### Objective
Locate all lines in the data below that hold "порядке" and show them.

### Working data
** Start **

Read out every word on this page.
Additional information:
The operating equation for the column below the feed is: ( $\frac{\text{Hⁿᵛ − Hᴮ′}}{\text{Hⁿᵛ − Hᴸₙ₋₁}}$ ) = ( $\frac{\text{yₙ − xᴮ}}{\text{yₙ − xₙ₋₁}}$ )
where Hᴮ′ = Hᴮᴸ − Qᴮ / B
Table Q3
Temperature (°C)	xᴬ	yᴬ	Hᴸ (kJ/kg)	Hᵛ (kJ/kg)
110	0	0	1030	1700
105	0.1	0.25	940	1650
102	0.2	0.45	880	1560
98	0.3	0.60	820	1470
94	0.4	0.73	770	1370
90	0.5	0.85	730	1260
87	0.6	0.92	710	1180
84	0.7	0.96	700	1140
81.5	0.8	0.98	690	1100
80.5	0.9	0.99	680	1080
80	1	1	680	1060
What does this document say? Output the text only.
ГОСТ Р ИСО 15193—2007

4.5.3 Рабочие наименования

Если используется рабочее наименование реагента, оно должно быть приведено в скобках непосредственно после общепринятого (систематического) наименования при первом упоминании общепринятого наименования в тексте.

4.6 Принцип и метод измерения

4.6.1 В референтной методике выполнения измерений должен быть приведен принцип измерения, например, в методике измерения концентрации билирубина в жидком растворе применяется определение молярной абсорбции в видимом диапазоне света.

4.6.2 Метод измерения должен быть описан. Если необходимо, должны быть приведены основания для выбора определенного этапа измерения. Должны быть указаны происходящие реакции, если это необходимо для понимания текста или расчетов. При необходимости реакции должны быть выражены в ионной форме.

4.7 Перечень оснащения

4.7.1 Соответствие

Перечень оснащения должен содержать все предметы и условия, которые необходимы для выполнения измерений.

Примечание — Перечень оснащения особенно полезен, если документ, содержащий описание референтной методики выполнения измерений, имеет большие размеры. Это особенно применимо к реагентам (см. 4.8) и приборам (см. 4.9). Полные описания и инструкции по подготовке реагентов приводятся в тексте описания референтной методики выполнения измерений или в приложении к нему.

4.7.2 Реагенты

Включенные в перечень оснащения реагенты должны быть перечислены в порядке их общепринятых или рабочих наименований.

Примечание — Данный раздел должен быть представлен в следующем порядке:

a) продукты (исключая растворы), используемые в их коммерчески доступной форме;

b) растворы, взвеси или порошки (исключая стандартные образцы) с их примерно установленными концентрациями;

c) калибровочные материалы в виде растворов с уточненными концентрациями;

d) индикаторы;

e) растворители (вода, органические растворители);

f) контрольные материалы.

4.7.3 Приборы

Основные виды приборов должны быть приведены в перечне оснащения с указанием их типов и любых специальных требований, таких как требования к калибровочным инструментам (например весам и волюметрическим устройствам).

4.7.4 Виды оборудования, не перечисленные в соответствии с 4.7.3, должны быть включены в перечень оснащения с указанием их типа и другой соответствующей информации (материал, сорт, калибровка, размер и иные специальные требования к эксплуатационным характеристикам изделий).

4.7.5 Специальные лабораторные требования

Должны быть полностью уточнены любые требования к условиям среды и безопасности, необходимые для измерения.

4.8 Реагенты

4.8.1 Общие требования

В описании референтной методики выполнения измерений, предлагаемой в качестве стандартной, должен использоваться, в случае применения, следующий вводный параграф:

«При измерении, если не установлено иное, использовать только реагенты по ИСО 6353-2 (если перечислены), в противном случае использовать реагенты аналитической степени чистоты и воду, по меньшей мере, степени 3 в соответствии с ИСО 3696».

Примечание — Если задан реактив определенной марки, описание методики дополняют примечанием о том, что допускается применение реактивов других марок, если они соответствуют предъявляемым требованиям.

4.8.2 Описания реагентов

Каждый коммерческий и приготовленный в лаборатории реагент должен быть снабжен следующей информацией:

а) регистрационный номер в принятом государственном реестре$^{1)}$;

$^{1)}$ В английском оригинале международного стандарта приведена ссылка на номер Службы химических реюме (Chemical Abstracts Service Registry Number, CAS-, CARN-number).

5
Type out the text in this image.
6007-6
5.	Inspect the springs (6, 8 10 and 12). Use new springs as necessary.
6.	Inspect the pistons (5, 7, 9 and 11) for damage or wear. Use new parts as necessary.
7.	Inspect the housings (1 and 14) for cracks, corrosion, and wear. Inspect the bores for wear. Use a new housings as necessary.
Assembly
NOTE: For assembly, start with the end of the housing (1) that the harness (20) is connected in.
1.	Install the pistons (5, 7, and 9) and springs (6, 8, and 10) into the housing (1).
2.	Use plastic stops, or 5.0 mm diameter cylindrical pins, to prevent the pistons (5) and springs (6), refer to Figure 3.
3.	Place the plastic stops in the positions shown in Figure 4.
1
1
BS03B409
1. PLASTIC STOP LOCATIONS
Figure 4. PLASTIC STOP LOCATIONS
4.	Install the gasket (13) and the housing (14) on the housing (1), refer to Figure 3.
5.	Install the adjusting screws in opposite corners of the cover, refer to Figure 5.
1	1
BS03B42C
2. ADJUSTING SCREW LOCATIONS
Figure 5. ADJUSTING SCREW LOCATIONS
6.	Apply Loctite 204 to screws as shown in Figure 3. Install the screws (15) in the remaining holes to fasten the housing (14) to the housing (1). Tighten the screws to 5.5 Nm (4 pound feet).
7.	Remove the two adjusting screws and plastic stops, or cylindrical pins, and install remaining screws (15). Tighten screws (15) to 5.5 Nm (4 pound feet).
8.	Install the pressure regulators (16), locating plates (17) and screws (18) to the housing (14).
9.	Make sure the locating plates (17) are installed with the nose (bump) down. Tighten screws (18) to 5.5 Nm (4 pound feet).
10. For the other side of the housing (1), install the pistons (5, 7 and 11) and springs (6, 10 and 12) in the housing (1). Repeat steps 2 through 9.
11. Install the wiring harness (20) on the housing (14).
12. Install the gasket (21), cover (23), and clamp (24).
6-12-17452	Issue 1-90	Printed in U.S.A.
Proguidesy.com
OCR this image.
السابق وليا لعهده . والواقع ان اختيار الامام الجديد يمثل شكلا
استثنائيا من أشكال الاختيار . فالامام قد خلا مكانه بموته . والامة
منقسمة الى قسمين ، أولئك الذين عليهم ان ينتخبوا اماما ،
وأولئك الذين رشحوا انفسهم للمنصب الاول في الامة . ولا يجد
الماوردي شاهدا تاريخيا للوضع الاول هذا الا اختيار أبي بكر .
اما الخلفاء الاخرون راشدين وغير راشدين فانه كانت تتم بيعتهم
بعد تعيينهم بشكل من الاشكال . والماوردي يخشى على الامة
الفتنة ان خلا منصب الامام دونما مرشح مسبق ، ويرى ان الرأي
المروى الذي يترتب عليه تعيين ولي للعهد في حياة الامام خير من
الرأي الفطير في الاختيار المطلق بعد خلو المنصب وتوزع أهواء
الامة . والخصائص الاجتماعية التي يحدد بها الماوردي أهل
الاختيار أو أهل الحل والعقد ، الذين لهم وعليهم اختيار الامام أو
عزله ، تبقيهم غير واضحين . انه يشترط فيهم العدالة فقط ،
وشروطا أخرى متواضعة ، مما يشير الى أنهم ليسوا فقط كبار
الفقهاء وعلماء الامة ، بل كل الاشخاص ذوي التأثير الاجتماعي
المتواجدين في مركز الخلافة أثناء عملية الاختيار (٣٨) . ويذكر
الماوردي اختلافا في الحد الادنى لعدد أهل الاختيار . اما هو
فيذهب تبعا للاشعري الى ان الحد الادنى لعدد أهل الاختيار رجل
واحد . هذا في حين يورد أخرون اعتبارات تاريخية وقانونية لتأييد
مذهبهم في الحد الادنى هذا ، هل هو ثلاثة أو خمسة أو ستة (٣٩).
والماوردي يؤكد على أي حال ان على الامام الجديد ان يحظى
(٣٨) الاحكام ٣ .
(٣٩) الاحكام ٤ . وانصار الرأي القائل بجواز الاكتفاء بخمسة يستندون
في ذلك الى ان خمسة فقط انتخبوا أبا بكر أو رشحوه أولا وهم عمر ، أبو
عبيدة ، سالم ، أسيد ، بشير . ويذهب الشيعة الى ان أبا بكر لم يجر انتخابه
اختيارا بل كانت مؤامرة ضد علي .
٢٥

** End **

### Solution for this exercise
Включенные в перечень оснащения реагенты должны быть перечислены в порядке их общепринятых или рабочих наименований.
Примечание — Данный раздел должен быть представлен в следующем порядке:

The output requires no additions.